──────── Given information

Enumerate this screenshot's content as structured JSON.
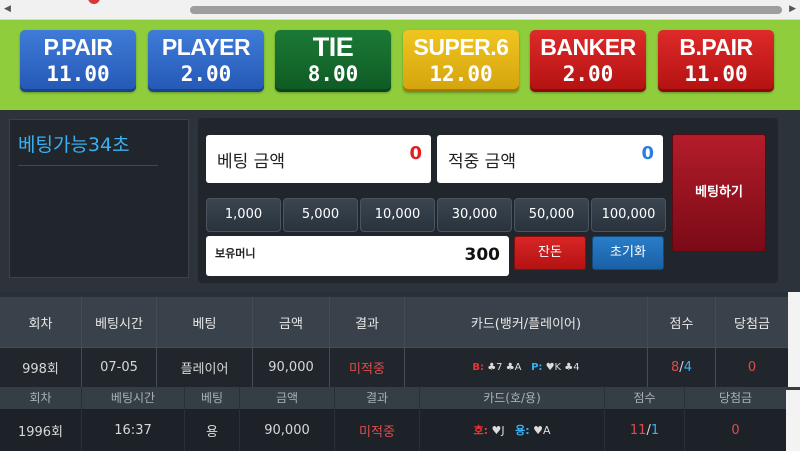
{
  "odds": [
    {
      "name": "P.PAIR",
      "value": "11.00",
      "color": "#2f6bcc"
    },
    {
      "name": "PLAYER",
      "value": "2.00",
      "color": "#2f6bcc"
    },
    {
      "name": "TIE",
      "value": "8.00",
      "color": "#17702f"
    },
    {
      "name": "SUPER.6",
      "value": "12.00",
      "color": "#e6b817"
    },
    {
      "name": "BANKER",
      "value": "2.00",
      "color": "#c71b1b"
    },
    {
      "name": "B.PAIR",
      "value": "11.00",
      "color": "#c71b1b"
    }
  ],
  "timer": {
    "label": "베팅가능34초"
  },
  "bet": {
    "bet_amount_label": "베팅 금액",
    "bet_amount": "0",
    "win_amount_label": "적중 금액",
    "win_amount": "0",
    "chips": [
      "1,000",
      "5,000",
      "10,000",
      "30,000",
      "50,000",
      "100,000"
    ],
    "money_label": "보유머니",
    "money": "300",
    "all_in_label": "잔돈",
    "reset_label": "초기화",
    "submit_label": "베팅하기"
  },
  "table1": {
    "headers": [
      "회차",
      "베팅시간",
      "베팅",
      "금액",
      "결과",
      "카드(뱅커/플레이어)",
      "점수",
      "당첨금"
    ],
    "row": {
      "round": "998회",
      "time": "07-05",
      "bet": "플레이어",
      "amount": "90,000",
      "result": "미적중",
      "banker_prefix": "B:",
      "banker_cards": "♣7 ♣A",
      "player_prefix": "P:",
      "player_cards": "♥K ♣4",
      "score_banker": "8",
      "score_sep": "/",
      "score_player": "4",
      "payout": "0"
    }
  },
  "table2": {
    "headers": [
      "회차",
      "베팅시간",
      "베팅",
      "금액",
      "결과",
      "카드(호/용)",
      "점수",
      "당첨금"
    ],
    "row": {
      "round": "1996회",
      "time": "16:37",
      "bet": "용",
      "amount": "90,000",
      "result": "미적중",
      "tiger_prefix": "호:",
      "tiger_cards": "♥J",
      "dragon_prefix": "용:",
      "dragon_cards": "♥A",
      "score_tiger": "11",
      "score_sep": "/",
      "score_dragon": "1",
      "payout": "0"
    }
  }
}
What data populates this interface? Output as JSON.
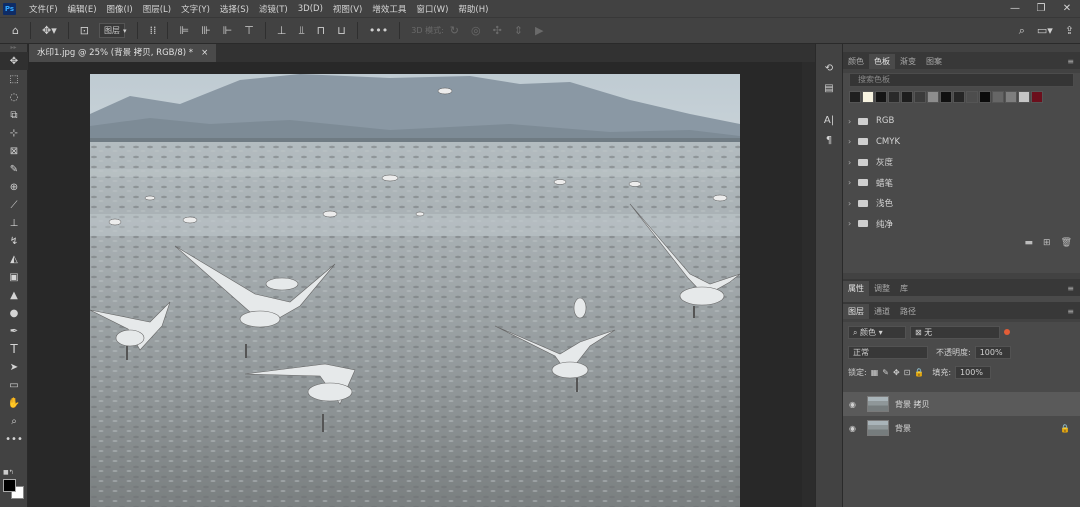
{
  "app": {
    "logo": "Ps"
  },
  "menu": [
    "文件(F)",
    "编辑(E)",
    "图像(I)",
    "图层(L)",
    "文字(Y)",
    "选择(S)",
    "滤镜(T)",
    "3D(D)",
    "视图(V)",
    "增效工具",
    "窗口(W)",
    "帮助(H)"
  ],
  "options": {
    "layer_dropdown": "图层",
    "mode3d_label": "3D 模式:"
  },
  "document": {
    "tab_title": "水印1.jpg @ 25% (背景 拷贝, RGB/8) *",
    "close": "×"
  },
  "swatches_panel": {
    "tabs": [
      "颜色",
      "色板",
      "渐变",
      "图案"
    ],
    "active_tab": "色板",
    "search_placeholder": "搜索色板",
    "swatch_colors": [
      "#1f1f1f",
      "#f7f3e0",
      "#151515",
      "#2a2a2a",
      "#1d1d1d",
      "#3b3b3b",
      "#8d8d8d",
      "#101010",
      "#262626",
      "#4d4d4d",
      "#0b0b0b",
      "#666666",
      "#7e7e7e",
      "#c6c6c6",
      "#6b0f1c"
    ],
    "groups": [
      "RGB",
      "CMYK",
      "灰度",
      "蜡笔",
      "浅色",
      "纯净"
    ]
  },
  "props_tabs": {
    "tabs": [
      "属性",
      "调整",
      "库"
    ],
    "active_tab": "属性"
  },
  "layers_panel": {
    "tabs": [
      "图层",
      "通道",
      "路径"
    ],
    "active_tab": "图层",
    "filter_kind": "颜色",
    "filter_value": "无",
    "blend_mode": "正常",
    "opacity_label": "不透明度:",
    "opacity_value": "100%",
    "lock_label": "锁定:",
    "fill_label": "填充:",
    "fill_value": "100%",
    "layers": [
      {
        "name": "背景 拷贝",
        "selected": true,
        "locked": false
      },
      {
        "name": "背景",
        "selected": false,
        "locked": true
      }
    ]
  },
  "icons": {
    "tools": [
      "move-icon",
      "marquee-icon",
      "lasso-icon",
      "object-select-icon",
      "crop-icon",
      "frame-icon",
      "eyedropper-icon",
      "healing-brush-icon",
      "brush-icon",
      "stamp-icon",
      "history-brush-icon",
      "eraser-icon",
      "gradient-icon",
      "blur-icon",
      "dodge-icon",
      "pen-icon",
      "type-icon",
      "path-select-icon",
      "rectangle-icon",
      "hand-icon",
      "zoom-icon",
      "more-tools-icon"
    ]
  },
  "colors": {
    "foreground": "#000000",
    "background": "#ffffff",
    "accent": "#31a8ff"
  }
}
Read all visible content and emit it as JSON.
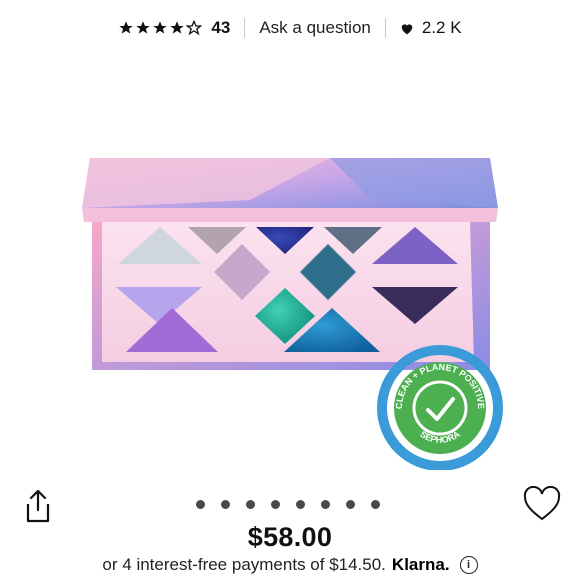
{
  "rating": {
    "value": 4.5,
    "stars_total": 5,
    "count": "43"
  },
  "ask_label": "Ask a question",
  "loves_count": "2.2 K",
  "badge": {
    "top": "CLEAN + PLANET POSITIVE",
    "bottom": "SEPHORA"
  },
  "carousel": {
    "slide_count": 8,
    "active_index": 0
  },
  "price": "$58.00",
  "installments": {
    "text": "or 4 interest-free payments of $14.50.",
    "provider": "Klarna.",
    "info_glyph": "i"
  },
  "icons": {
    "share": "share-icon",
    "wishlist": "heart-outline-icon",
    "loves": "heart-filled-icon",
    "info": "info-icon"
  },
  "colors": {
    "badge_green": "#4caf50",
    "badge_blue": "#3b9bd8",
    "palette_pink": "#f7d3e6"
  }
}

────────────────

● What you have to do: Copy out each record shown above without alteration, skipping any picture.

● Solution to this task:
Enumerate this screenshot's content as structured JSON.
{
  "odds": [
    {
      "name": "P.PAIR",
      "value": "11.00",
      "color": "#2f6bcc"
    },
    {
      "name": "PLAYER",
      "value": "2.00",
      "color": "#2f6bcc"
    },
    {
      "name": "TIE",
      "value": "8.00",
      "color": "#17702f"
    },
    {
      "name": "SUPER.6",
      "value": "12.00",
      "color": "#e6b817"
    },
    {
      "name": "BANKER",
      "value": "2.00",
      "color": "#c71b1b"
    },
    {
      "name": "B.PAIR",
      "value": "11.00",
      "color": "#c71b1b"
    }
  ],
  "timer": {
    "label": "베팅가능34초"
  },
  "bet": {
    "bet_amount_label": "베팅 금액",
    "bet_amount": "0",
    "win_amount_label": "적중 금액",
    "win_amount": "0",
    "chips": [
      "1,000",
      "5,000",
      "10,000",
      "30,000",
      "50,000",
      "100,000"
    ],
    "money_label": "보유머니",
    "money": "300",
    "all_in_label": "잔돈",
    "reset_label": "초기화",
    "submit_label": "베팅하기"
  },
  "table1": {
    "headers": [
      "회차",
      "베팅시간",
      "베팅",
      "금액",
      "결과",
      "카드(뱅커/플레이어)",
      "점수",
      "당첨금"
    ],
    "row": {
      "round": "998회",
      "time": "07-05",
      "bet": "플레이어",
      "amount": "90,000",
      "result": "미적중",
      "banker_prefix": "B:",
      "banker_cards": "♣7 ♣A",
      "player_prefix": "P:",
      "player_cards": "♥K ♣4",
      "score_banker": "8",
      "score_sep": "/",
      "score_player": "4",
      "payout": "0"
    }
  },
  "table2": {
    "headers": [
      "회차",
      "베팅시간",
      "베팅",
      "금액",
      "결과",
      "카드(호/용)",
      "점수",
      "당첨금"
    ],
    "row": {
      "round": "1996회",
      "time": "16:37",
      "bet": "용",
      "amount": "90,000",
      "result": "미적중",
      "tiger_prefix": "호:",
      "tiger_cards": "♥J",
      "dragon_prefix": "용:",
      "dragon_cards": "♥A",
      "score_tiger": "11",
      "score_sep": "/",
      "score_dragon": "1",
      "payout": "0"
    }
  }
}
What data populates this interface? Output as JSON.
{
  "app": {
    "logo": "Ps"
  },
  "menu": [
    "文件(F)",
    "编辑(E)",
    "图像(I)",
    "图层(L)",
    "文字(Y)",
    "选择(S)",
    "滤镜(T)",
    "3D(D)",
    "视图(V)",
    "增效工具",
    "窗口(W)",
    "帮助(H)"
  ],
  "options": {
    "layer_dropdown": "图层",
    "mode3d_label": "3D 模式:"
  },
  "document": {
    "tab_title": "水印1.jpg @ 25% (背景 拷贝, RGB/8) *",
    "close": "×"
  },
  "swatches_panel": {
    "tabs": [
      "颜色",
      "色板",
      "渐变",
      "图案"
    ],
    "active_tab": "色板",
    "search_placeholder": "搜索色板",
    "swatch_colors": [
      "#1f1f1f",
      "#f7f3e0",
      "#151515",
      "#2a2a2a",
      "#1d1d1d",
      "#3b3b3b",
      "#8d8d8d",
      "#101010",
      "#262626",
      "#4d4d4d",
      "#0b0b0b",
      "#666666",
      "#7e7e7e",
      "#c6c6c6",
      "#6b0f1c"
    ],
    "groups": [
      "RGB",
      "CMYK",
      "灰度",
      "蜡笔",
      "浅色",
      "纯净"
    ]
  },
  "props_tabs": {
    "tabs": [
      "属性",
      "调整",
      "库"
    ],
    "active_tab": "属性"
  },
  "layers_panel": {
    "tabs": [
      "图层",
      "通道",
      "路径"
    ],
    "active_tab": "图层",
    "filter_kind": "颜色",
    "filter_value": "无",
    "blend_mode": "正常",
    "opacity_label": "不透明度:",
    "opacity_value": "100%",
    "lock_label": "锁定:",
    "fill_label": "填充:",
    "fill_value": "100%",
    "layers": [
      {
        "name": "背景 拷贝",
        "selected": true,
        "locked": false
      },
      {
        "name": "背景",
        "selected": false,
        "locked": true
      }
    ]
  },
  "icons": {
    "tools": [
      "move-icon",
      "marquee-icon",
      "lasso-icon",
      "object-select-icon",
      "crop-icon",
      "frame-icon",
      "eyedropper-icon",
      "healing-brush-icon",
      "brush-icon",
      "stamp-icon",
      "history-brush-icon",
      "eraser-icon",
      "gradient-icon",
      "blur-icon",
      "dodge-icon",
      "pen-icon",
      "type-icon",
      "path-select-icon",
      "rectangle-icon",
      "hand-icon",
      "zoom-icon",
      "more-tools-icon"
    ]
  },
  "colors": {
    "foreground": "#000000",
    "background": "#ffffff",
    "accent": "#31a8ff"
  }
}
Read all visible content and emit it as JSON.
{
  "rating": {
    "value": 4.5,
    "stars_total": 5,
    "count": "43"
  },
  "ask_label": "Ask a question",
  "loves_count": "2.2 K",
  "badge": {
    "top": "CLEAN + PLANET POSITIVE",
    "bottom": "SEPHORA"
  },
  "carousel": {
    "slide_count": 8,
    "active_index": 0
  },
  "price": "$58.00",
  "installments": {
    "text": "or 4 interest-free payments of $14.50.",
    "provider": "Klarna.",
    "info_glyph": "i"
  },
  "icons": {
    "share": "share-icon",
    "wishlist": "heart-outline-icon",
    "loves": "heart-filled-icon",
    "info": "info-icon"
  },
  "colors": {
    "badge_green": "#4caf50",
    "badge_blue": "#3b9bd8",
    "palette_pink": "#f7d3e6"
  }
}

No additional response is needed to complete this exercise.